* Work to be completed
In the entries that follow, find the word "data" and report each line it is on.

* The records
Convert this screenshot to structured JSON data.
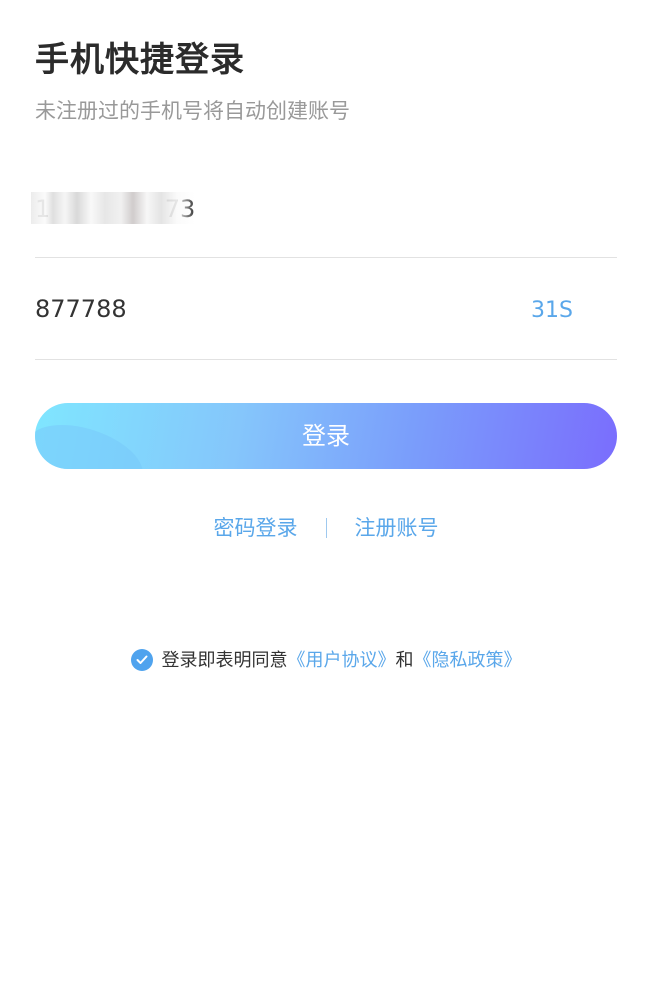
{
  "header": {
    "title": "手机快捷登录",
    "subtitle": "未注册过的手机号将自动创建账号"
  },
  "form": {
    "phone": {
      "value": "1               73",
      "masked": true
    },
    "code": {
      "value": "877788",
      "countdown": "31S"
    },
    "login_label": "登录"
  },
  "links": {
    "password_login": "密码登录",
    "register": "注册账号"
  },
  "agreement": {
    "checked": true,
    "prefix": "登录即表明同意",
    "user_agreement": "《用户协议》",
    "conjunction": "和",
    "privacy_policy": "《隐私政策》"
  },
  "colors": {
    "accent": "#5aa7ea",
    "checkbox": "#4fa3ee",
    "button_gradient_start": "#7fe6ff",
    "button_gradient_end": "#7a6dfd",
    "title": "#2b2b2b",
    "subtitle": "#999999",
    "divider": "#e2e2e2"
  },
  "icons": {
    "agreement_check": "check-circle-icon"
  }
}
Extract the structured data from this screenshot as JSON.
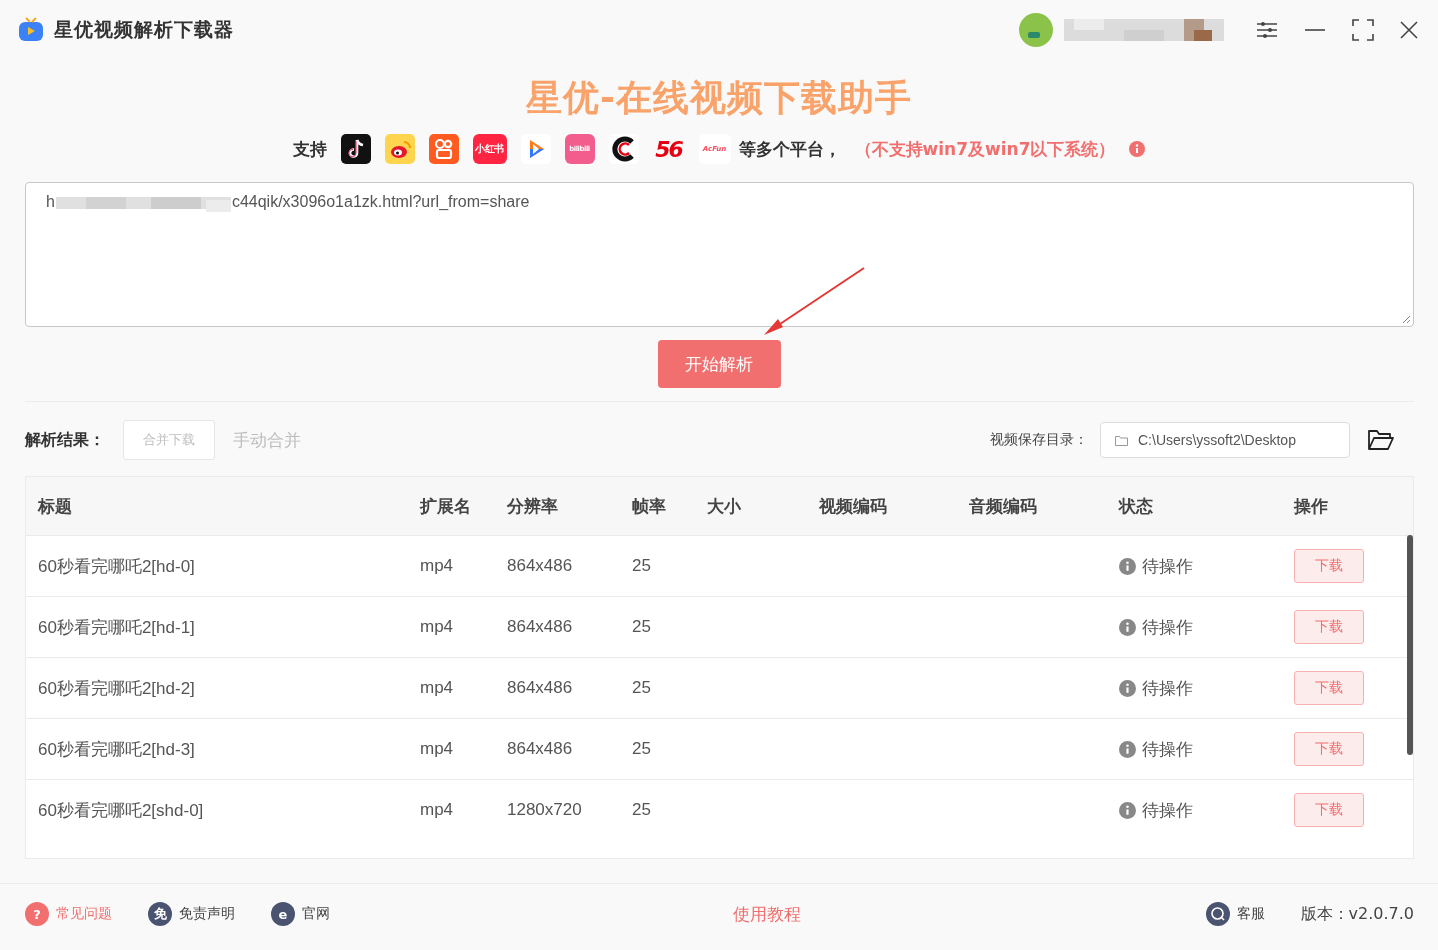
{
  "window": {
    "title": "星优视频解析下载器"
  },
  "hero": {
    "title": "星优-在线视频下载助手",
    "support_label": "支持",
    "platforms": [
      {
        "kind": "tiktok"
      },
      {
        "kind": "weibo"
      },
      {
        "kind": "kuaishou"
      },
      {
        "kind": "xiaohongshu",
        "label": "小红书"
      },
      {
        "kind": "tencent"
      },
      {
        "kind": "bilibili",
        "label": "bilibili"
      },
      {
        "kind": "ccc"
      },
      {
        "kind": "five-six",
        "label": "56"
      },
      {
        "kind": "acfun",
        "label": "AcFun"
      }
    ],
    "more_label": "等多个平台，",
    "warning": "（不支持win7及win7以下系统）"
  },
  "url_input": {
    "value_start": "h",
    "value_end": "c44qik/x3096o1a1zk.html?url_from=share"
  },
  "parse_button": "开始解析",
  "results": {
    "label": "解析结果：",
    "merge_download": {
      "label": "合并下载",
      "disabled": true
    },
    "manual_merge": {
      "label": "手动合并",
      "disabled": true
    },
    "save_dir_label": "视频保存目录：",
    "save_dir": "C:\\Users\\yssoft2\\Desktop"
  },
  "table": {
    "columns": [
      "标题",
      "扩展名",
      "分辨率",
      "帧率",
      "大小",
      "视频编码",
      "音频编码",
      "状态",
      "操作"
    ],
    "rows": [
      {
        "title": "60秒看完哪吒2[hd-0]",
        "ext": "mp4",
        "resolution": "864x486",
        "fps": "25",
        "status": "待操作",
        "action": "下载"
      },
      {
        "title": "60秒看完哪吒2[hd-1]",
        "ext": "mp4",
        "resolution": "864x486",
        "fps": "25",
        "status": "待操作",
        "action": "下载"
      },
      {
        "title": "60秒看完哪吒2[hd-2]",
        "ext": "mp4",
        "resolution": "864x486",
        "fps": "25",
        "status": "待操作",
        "action": "下载"
      },
      {
        "title": "60秒看完哪吒2[hd-3]",
        "ext": "mp4",
        "resolution": "864x486",
        "fps": "25",
        "status": "待操作",
        "action": "下载"
      },
      {
        "title": "60秒看完哪吒2[shd-0]",
        "ext": "mp4",
        "resolution": "1280x720",
        "fps": "25",
        "status": "待操作",
        "action": "下载"
      }
    ]
  },
  "footer": {
    "links": [
      {
        "kind": "faq",
        "icon_text": "?",
        "label": "常见问题"
      },
      {
        "kind": "disclaimer",
        "icon_text": "免",
        "label": "免责声明"
      },
      {
        "kind": "website",
        "icon_text": "e",
        "label": "官网"
      }
    ],
    "tutorial": "使用教程",
    "support": "客服",
    "version": "版本：v2.0.7.0"
  }
}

* Exercise result
Convert this screenshot to structured JSON data.
Extract the structured data from this screenshot as JSON.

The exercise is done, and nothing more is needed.